- **Exercise**: Transcribe the material below exactly as it appears.

- **Dataset entries**:
───

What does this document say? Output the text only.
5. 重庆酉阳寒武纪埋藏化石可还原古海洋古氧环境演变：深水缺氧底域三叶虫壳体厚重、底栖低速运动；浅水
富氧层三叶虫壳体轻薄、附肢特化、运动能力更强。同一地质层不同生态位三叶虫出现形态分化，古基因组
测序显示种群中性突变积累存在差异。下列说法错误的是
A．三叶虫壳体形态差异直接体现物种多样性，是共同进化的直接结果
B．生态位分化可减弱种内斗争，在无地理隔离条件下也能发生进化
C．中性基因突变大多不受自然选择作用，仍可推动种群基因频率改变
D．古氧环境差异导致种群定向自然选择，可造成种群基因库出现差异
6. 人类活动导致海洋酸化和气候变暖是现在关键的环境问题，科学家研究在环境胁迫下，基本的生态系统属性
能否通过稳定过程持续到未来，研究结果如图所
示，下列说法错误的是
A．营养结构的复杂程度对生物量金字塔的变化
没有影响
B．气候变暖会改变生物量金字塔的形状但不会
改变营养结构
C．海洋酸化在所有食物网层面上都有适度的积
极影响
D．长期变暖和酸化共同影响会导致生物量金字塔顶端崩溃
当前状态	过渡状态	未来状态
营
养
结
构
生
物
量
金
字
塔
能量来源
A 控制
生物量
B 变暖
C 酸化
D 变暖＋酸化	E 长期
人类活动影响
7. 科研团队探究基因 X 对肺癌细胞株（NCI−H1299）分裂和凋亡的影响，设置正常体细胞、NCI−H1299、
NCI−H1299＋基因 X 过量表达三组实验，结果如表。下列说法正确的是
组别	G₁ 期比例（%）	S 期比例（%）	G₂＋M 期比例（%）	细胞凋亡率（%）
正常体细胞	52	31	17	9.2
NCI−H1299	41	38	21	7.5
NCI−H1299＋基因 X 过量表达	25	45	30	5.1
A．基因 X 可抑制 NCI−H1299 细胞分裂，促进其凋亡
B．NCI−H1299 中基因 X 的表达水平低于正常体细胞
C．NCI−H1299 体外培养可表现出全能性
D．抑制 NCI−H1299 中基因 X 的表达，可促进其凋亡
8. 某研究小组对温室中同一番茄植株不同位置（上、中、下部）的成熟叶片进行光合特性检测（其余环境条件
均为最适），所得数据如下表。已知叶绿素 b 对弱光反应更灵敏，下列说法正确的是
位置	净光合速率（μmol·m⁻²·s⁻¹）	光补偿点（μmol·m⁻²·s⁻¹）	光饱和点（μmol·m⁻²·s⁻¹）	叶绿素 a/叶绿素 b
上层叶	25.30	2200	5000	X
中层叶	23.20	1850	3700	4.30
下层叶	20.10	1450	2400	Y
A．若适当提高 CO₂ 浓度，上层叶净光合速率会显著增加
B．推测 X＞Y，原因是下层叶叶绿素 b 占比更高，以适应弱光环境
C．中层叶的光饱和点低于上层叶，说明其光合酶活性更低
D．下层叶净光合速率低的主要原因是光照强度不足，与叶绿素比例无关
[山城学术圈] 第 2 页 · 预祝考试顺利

───

- **Result of this task**:
What does this document say? Output the text only.
5. 重庆酉阳寒武纪埋藏化石可还原古海洋古氧环境演变：深水缺氧底域三叶虫壳体厚重、底栖低速运动；浅水
富氧层三叶虫壳体轻薄、附肢特化、运动能力更强。同一地质层不同生态位三叶虫出现形态分化，古基因组
测序显示种群中性突变积累存在差异。下列说法错误的是
A．三叶虫壳体形态差异直接体现物种多样性，是共同进化的直接结果
B．生态位分化可减弱种内斗争，在无地理隔离条件下也能发生进化
C．中性基因突变大多不受自然选择作用，仍可推动种群基因频率改变
D．古氧环境差异导致种群定向自然选择，可造成种群基因库出现差异
6. 人类活动导致海洋酸化和气候变暖是现在关键的环境问题，科学家研究在环境胁迫下，基本的生态系统属性
能否通过稳定过程持续到未来，研究结果如图所
示，下列说法错误的是
A．营养结构的复杂程度对生物量金字塔的变化
没有影响
B．气候变暖会改变生物量金字塔的形状但不会
改变营养结构
C．海洋酸化在所有食物网层面上都有适度的积
极影响
D．长期变暖和酸化共同影响会导致生物量金字塔顶端崩溃
当前状态	过渡状态	未来状态
营
养
结
构
生
物
量
金
字
塔
能量来源
A 控制
生物量
B 变暖
C 酸化
D 变暖＋酸化	E 长期
人类活动影响
7. 科研团队探究基因 X 对肺癌细胞株（NCI−H1299）分裂和凋亡的影响，设置正常体细胞、NCI−H1299、
NCI−H1299＋基因 X 过量表达三组实验，结果如表。下列说法正确的是
组别	G₁ 期比例（%）	S 期比例（%）	G₂＋M 期比例（%）	细胞凋亡率（%）
正常体细胞	52	31	17	9.2
NCI−H1299	41	38	21	7.5
NCI−H1299＋基因 X 过量表达	25	45	30	5.1
A．基因 X 可抑制 NCI−H1299 细胞分裂，促进其凋亡
B．NCI−H1299 中基因 X 的表达水平低于正常体细胞
C．NCI−H1299 体外培养可表现出全能性
D．抑制 NCI−H1299 中基因 X 的表达，可促进其凋亡
8. 某研究小组对温室中同一番茄植株不同位置（上、中、下部）的成熟叶片进行光合特性检测（其余环境条件
均为最适），所得数据如下表。已知叶绿素 b 对弱光反应更灵敏，下列说法正确的是
位置	净光合速率（μmol·m⁻²·s⁻¹）	光补偿点（μmol·m⁻²·s⁻¹）	光饱和点（μmol·m⁻²·s⁻¹）	叶绿素 a/叶绿素 b
上层叶	25.30	2200	5000	X
中层叶	23.20	1850	3700	4.30
下层叶	20.10	1450	2400	Y
A．若适当提高 CO₂ 浓度，上层叶净光合速率会显著增加
B．推测 X＞Y，原因是下层叶叶绿素 b 占比更高，以适应弱光环境
C．中层叶的光饱和点低于上层叶，说明其光合酶活性更低
D．下层叶净光合速率低的主要原因是光照强度不足，与叶绿素比例无关
[山城学术圈] 第 2 页 · 预祝考试顺利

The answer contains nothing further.